YOUR INSTRUCTIONS => Wherever "Results" appears in a line, copy that line.

EXERCISE MATERIALS =>
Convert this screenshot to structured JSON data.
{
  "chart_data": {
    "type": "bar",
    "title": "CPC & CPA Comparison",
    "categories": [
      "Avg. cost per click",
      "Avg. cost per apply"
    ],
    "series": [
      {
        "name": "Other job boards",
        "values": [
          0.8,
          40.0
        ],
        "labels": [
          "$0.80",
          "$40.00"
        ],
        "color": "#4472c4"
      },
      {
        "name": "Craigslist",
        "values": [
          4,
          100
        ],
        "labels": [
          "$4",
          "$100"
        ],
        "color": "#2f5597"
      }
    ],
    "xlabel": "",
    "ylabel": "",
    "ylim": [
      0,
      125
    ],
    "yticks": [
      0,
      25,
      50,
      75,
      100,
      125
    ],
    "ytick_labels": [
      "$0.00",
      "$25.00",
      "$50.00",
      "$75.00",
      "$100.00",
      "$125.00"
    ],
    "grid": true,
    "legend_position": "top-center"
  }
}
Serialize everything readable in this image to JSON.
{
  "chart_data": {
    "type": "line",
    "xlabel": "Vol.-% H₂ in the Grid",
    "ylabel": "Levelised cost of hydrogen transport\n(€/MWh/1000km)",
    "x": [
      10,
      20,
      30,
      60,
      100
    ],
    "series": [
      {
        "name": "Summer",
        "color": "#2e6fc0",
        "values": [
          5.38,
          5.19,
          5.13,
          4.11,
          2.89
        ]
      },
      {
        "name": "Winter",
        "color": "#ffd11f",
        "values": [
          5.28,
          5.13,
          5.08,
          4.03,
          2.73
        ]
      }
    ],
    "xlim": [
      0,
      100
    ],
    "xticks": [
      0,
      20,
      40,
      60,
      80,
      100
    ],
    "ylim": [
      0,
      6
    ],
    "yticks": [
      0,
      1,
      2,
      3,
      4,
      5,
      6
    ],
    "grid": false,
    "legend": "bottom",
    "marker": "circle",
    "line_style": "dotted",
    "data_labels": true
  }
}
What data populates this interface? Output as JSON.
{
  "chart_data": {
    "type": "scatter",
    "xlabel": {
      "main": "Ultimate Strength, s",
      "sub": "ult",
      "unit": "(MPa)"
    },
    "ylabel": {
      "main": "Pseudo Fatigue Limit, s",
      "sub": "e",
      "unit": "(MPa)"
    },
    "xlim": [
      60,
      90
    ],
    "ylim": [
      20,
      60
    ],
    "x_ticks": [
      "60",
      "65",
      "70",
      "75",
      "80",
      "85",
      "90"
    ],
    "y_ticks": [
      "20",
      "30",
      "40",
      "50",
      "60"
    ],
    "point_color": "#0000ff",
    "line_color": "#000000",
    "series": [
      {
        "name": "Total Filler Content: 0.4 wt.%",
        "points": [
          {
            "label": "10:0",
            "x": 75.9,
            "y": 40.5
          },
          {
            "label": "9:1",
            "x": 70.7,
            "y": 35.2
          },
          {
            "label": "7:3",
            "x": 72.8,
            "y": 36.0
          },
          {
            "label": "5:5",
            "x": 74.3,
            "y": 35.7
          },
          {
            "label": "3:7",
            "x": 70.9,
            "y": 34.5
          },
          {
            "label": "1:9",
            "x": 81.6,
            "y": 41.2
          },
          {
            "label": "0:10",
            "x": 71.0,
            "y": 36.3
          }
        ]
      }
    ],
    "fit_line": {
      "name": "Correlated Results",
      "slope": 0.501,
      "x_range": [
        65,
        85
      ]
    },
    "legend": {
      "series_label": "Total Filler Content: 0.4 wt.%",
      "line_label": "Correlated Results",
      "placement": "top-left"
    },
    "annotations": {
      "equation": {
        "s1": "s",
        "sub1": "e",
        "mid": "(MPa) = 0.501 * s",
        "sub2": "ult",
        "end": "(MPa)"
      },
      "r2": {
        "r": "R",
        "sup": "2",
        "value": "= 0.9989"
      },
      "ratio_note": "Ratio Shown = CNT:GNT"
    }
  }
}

RESPONSE TO THIS TASK =>
      "name": "Correlated Results",
      "line_label": "Correlated Results",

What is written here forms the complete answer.